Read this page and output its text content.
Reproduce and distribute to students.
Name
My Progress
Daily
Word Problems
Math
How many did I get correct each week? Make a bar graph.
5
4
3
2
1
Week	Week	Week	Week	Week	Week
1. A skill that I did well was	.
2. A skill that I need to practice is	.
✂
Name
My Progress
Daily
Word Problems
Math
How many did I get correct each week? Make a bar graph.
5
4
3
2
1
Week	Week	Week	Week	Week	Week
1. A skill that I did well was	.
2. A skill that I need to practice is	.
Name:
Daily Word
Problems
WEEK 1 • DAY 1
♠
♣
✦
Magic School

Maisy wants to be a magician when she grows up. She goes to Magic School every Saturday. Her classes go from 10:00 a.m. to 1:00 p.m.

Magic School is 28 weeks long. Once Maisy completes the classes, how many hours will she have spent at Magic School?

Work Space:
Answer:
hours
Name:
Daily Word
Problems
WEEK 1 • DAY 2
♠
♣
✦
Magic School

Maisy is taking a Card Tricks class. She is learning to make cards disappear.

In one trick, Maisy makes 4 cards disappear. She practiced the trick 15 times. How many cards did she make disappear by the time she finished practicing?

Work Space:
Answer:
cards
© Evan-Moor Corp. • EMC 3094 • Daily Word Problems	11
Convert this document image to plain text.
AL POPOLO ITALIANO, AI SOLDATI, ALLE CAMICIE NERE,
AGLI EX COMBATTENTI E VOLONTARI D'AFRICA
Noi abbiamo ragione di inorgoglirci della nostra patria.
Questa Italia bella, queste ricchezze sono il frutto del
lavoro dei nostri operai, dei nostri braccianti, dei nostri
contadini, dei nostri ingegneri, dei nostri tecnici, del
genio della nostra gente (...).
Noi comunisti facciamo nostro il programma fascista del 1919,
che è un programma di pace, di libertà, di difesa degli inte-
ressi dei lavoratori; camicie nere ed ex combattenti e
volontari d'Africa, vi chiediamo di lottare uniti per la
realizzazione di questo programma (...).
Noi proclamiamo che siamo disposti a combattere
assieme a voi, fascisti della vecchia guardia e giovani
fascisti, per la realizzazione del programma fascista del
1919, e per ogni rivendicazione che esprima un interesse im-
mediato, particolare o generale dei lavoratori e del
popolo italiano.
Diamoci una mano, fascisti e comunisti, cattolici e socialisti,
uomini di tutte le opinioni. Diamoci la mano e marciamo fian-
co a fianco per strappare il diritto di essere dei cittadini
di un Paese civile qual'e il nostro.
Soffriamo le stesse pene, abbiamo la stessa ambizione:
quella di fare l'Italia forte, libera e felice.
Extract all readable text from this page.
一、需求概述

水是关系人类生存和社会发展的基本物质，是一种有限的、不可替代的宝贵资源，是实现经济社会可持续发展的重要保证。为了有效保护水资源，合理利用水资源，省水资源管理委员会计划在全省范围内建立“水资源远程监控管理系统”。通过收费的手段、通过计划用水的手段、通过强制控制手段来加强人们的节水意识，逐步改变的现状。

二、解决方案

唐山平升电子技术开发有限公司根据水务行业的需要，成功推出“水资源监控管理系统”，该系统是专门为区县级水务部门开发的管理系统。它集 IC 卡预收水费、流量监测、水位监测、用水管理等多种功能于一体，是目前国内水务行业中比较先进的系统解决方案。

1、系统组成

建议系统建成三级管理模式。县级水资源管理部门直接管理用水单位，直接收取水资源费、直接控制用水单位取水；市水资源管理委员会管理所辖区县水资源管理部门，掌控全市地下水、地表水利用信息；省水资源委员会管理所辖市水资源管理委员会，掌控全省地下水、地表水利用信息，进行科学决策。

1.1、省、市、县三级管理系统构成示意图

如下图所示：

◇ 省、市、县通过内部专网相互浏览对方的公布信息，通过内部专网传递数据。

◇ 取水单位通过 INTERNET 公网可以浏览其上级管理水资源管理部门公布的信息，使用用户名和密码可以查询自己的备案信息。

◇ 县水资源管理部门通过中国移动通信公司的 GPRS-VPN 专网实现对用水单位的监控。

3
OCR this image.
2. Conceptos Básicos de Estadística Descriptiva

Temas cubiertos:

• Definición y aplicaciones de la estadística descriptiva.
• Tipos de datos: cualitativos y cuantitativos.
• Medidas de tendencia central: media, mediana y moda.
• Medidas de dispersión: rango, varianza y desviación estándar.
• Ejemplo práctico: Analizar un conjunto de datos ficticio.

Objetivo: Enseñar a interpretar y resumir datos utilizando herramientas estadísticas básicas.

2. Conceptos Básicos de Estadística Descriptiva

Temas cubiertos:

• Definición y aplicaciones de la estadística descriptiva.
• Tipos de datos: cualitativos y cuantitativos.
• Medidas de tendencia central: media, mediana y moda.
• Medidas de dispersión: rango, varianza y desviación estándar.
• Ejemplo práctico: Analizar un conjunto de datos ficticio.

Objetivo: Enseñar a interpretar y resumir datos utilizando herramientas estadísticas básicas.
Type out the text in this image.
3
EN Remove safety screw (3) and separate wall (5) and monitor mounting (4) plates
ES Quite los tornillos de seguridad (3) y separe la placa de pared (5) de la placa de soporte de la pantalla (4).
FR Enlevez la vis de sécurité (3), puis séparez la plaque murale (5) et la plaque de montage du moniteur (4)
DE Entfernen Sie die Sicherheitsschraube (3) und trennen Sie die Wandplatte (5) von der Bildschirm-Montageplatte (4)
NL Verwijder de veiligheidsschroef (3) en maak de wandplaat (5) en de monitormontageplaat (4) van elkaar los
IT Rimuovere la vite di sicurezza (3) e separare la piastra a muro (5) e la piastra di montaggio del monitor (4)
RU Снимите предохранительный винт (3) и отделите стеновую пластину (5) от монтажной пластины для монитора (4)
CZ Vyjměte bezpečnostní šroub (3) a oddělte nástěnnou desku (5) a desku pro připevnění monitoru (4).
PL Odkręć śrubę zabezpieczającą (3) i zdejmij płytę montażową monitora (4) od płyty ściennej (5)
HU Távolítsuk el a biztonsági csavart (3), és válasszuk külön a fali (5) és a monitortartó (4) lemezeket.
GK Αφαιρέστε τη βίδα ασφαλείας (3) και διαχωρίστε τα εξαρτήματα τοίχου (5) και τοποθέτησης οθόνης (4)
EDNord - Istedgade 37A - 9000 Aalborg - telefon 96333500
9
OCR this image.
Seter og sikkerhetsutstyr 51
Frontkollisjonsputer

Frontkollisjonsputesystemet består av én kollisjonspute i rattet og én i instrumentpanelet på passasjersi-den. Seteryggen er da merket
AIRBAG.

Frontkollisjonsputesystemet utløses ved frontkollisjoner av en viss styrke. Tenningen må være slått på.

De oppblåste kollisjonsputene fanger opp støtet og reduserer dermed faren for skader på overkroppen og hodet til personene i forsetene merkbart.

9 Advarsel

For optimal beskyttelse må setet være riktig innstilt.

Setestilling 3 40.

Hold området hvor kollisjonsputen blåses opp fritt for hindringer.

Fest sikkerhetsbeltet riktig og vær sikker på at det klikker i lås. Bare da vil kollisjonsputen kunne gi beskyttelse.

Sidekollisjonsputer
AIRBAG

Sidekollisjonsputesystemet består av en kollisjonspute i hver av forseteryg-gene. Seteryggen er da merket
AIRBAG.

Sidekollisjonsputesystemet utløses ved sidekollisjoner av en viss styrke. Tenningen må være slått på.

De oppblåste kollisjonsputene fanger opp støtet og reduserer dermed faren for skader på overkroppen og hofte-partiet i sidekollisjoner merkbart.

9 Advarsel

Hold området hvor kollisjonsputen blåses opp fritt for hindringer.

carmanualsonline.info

#### Aim of the exercise
Make an exact copy of the material above.

#### Task output
Read this page and output its text content.
Reproduce and distribute to students.
Name
My Progress
Daily
Word Problems
Math
How many did I get correct each week? Make a bar graph.
5
4
3
2
1
Week	Week	Week	Week	Week	Week
1. A skill that I did well was	.
2. A skill that I need to practice is	.
✂
Name
My Progress
Daily
Word Problems
Math
How many did I get correct each week? Make a bar graph.
5
4
3
2
1
Week	Week	Week	Week	Week	Week
1. A skill that I did well was	.
2. A skill that I need to practice is	.
Name:
Daily Word
Problems
WEEK 1 • DAY 1
♠
♣
✦
Magic School

Maisy wants to be a magician when she grows up. She goes to Magic School every Saturday. Her classes go from 10:00 a.m. to 1:00 p.m.

Magic School is 28 weeks long. Once Maisy completes the classes, how many hours will she have spent at Magic School?

Work Space:
Answer:
hours
Name:
Daily Word
Problems
WEEK 1 • DAY 2
♠
♣
✦
Magic School

Maisy is taking a Card Tricks class. She is learning to make cards disappear.

In one trick, Maisy makes 4 cards disappear. She practiced the trick 15 times. How many cards did she make disappear by the time she finished practicing?

Work Space:
Answer:
cards
© Evan-Moor Corp. • EMC 3094 • Daily Word Problems	11
Convert this document image to plain text.
AL POPOLO ITALIANO, AI SOLDATI, ALLE CAMICIE NERE,
AGLI EX COMBATTENTI E VOLONTARI D'AFRICA
Noi abbiamo ragione di inorgoglirci della nostra patria.
Questa Italia bella, queste ricchezze sono il frutto del
lavoro dei nostri operai, dei nostri braccianti, dei nostri
contadini, dei nostri ingegneri, dei nostri tecnici, del
genio della nostra gente (...).
Noi comunisti facciamo nostro il programma fascista del 1919,
che è un programma di pace, di libertà, di difesa degli inte-
ressi dei lavoratori; camicie nere ed ex combattenti e
volontari d'Africa, vi chiediamo di lottare uniti per la
realizzazione di questo programma (...).
Noi proclamiamo che siamo disposti a combattere
assieme a voi, fascisti della vecchia guardia e giovani
fascisti, per la realizzazione del programma fascista del
1919, e per ogni rivendicazione che esprima un interesse im-
mediato, particolare o generale dei lavoratori e del
popolo italiano.
Diamoci una mano, fascisti e comunisti, cattolici e socialisti,
uomini di tutte le opinioni. Diamoci la mano e marciamo fian-
co a fianco per strappare il diritto di essere dei cittadini
di un Paese civile qual'e il nostro.
Soffriamo le stesse pene, abbiamo la stessa ambizione:
quella di fare l'Italia forte, libera e felice.
Extract all readable text from this page.
一、需求概述

水是关系人类生存和社会发展的基本物质，是一种有限的、不可替代的宝贵资源，是实现经济社会可持续发展的重要保证。为了有效保护水资源，合理利用水资源，省水资源管理委员会计划在全省范围内建立“水资源远程监控管理系统”。通过收费的手段、通过计划用水的手段、通过强制控制手段来加强人们的节水意识，逐步改变的现状。

二、解决方案

唐山平升电子技术开发有限公司根据水务行业的需要，成功推出“水资源监控管理系统”，该系统是专门为区县级水务部门开发的管理系统。它集 IC 卡预收水费、流量监测、水位监测、用水管理等多种功能于一体，是目前国内水务行业中比较先进的系统解决方案。

1、系统组成

建议系统建成三级管理模式。县级水资源管理部门直接管理用水单位，直接收取水资源费、直接控制用水单位取水；市水资源管理委员会管理所辖区县水资源管理部门，掌控全市地下水、地表水利用信息；省水资源委员会管理所辖市水资源管理委员会，掌控全省地下水、地表水利用信息，进行科学决策。

1.1、省、市、县三级管理系统构成示意图

如下图所示：

◇ 省、市、县通过内部专网相互浏览对方的公布信息，通过内部专网传递数据。

◇ 取水单位通过 INTERNET 公网可以浏览其上级管理水资源管理部门公布的信息，使用用户名和密码可以查询自己的备案信息。

◇ 县水资源管理部门通过中国移动通信公司的 GPRS-VPN 专网实现对用水单位的监控。

3
OCR this image.
2. Conceptos Básicos de Estadística Descriptiva

Temas cubiertos:

• Definición y aplicaciones de la estadística descriptiva.
• Tipos de datos: cualitativos y cuantitativos.
• Medidas de tendencia central: media, mediana y moda.
• Medidas de dispersión: rango, varianza y desviación estándar.
• Ejemplo práctico: Analizar un conjunto de datos ficticio.

Objetivo: Enseñar a interpretar y resumir datos utilizando herramientas estadísticas básicas.

2. Conceptos Básicos de Estadística Descriptiva

Temas cubiertos:

• Definición y aplicaciones de la estadística descriptiva.
• Tipos de datos: cualitativos y cuantitativos.
• Medidas de tendencia central: media, mediana y moda.
• Medidas de dispersión: rango, varianza y desviación estándar.
• Ejemplo práctico: Analizar un conjunto de datos ficticio.

Objetivo: Enseñar a interpretar y resumir datos utilizando herramientas estadísticas básicas.
Type out the text in this image.
3
EN Remove safety screw (3) and separate wall (5) and monitor mounting (4) plates
ES Quite los tornillos de seguridad (3) y separe la placa de pared (5) de la placa de soporte de la pantalla (4).
FR Enlevez la vis de sécurité (3), puis séparez la plaque murale (5) et la plaque de montage du moniteur (4)
DE Entfernen Sie die Sicherheitsschraube (3) und trennen Sie die Wandplatte (5) von der Bildschirm-Montageplatte (4)
NL Verwijder de veiligheidsschroef (3) en maak de wandplaat (5) en de monitormontageplaat (4) van elkaar los
IT Rimuovere la vite di sicurezza (3) e separare la piastra a muro (5) e la piastra di montaggio del monitor (4)
RU Снимите предохранительный винт (3) и отделите стеновую пластину (5) от монтажной пластины для монитора (4)
CZ Vyjměte bezpečnostní šroub (3) a oddělte nástěnnou desku (5) a desku pro připevnění monitoru (4).
PL Odkręć śrubę zabezpieczającą (3) i zdejmij płytę montażową monitora (4) od płyty ściennej (5)
HU Távolítsuk el a biztonsági csavart (3), és válasszuk külön a fali (5) és a monitortartó (4) lemezeket.
GK Αφαιρέστε τη βίδα ασφαλείας (3) και διαχωρίστε τα εξαρτήματα τοίχου (5) και τοποθέτησης οθόνης (4)
EDNord - Istedgade 37A - 9000 Aalborg - telefon 96333500
9
OCR this image.
Seter og sikkerhetsutstyr 51
Frontkollisjonsputer

Frontkollisjonsputesystemet består av én kollisjonspute i rattet og én i instrumentpanelet på passasjersi-den. Seteryggen er da merket
AIRBAG.

Frontkollisjonsputesystemet utløses ved frontkollisjoner av en viss styrke. Tenningen må være slått på.

De oppblåste kollisjonsputene fanger opp støtet og reduserer dermed faren for skader på overkroppen og hodet til personene i forsetene merkbart.

9 Advarsel

For optimal beskyttelse må setet være riktig innstilt.

Setestilling 3 40.

Hold området hvor kollisjonsputen blåses opp fritt for hindringer.

Fest sikkerhetsbeltet riktig og vær sikker på at det klikker i lås. Bare da vil kollisjonsputen kunne gi beskyttelse.

Sidekollisjonsputer
AIRBAG

Sidekollisjonsputesystemet består av en kollisjonspute i hver av forseteryg-gene. Seteryggen er da merket
AIRBAG.

Sidekollisjonsputesystemet utløses ved sidekollisjoner av en viss styrke. Tenningen må være slått på.

De oppblåste kollisjonsputene fanger opp støtet og reduserer dermed faren for skader på overkroppen og hofte-partiet i sidekollisjoner merkbart.

9 Advarsel

Hold området hvor kollisjonsputen blåses opp fritt for hindringer.

carmanualsonline.info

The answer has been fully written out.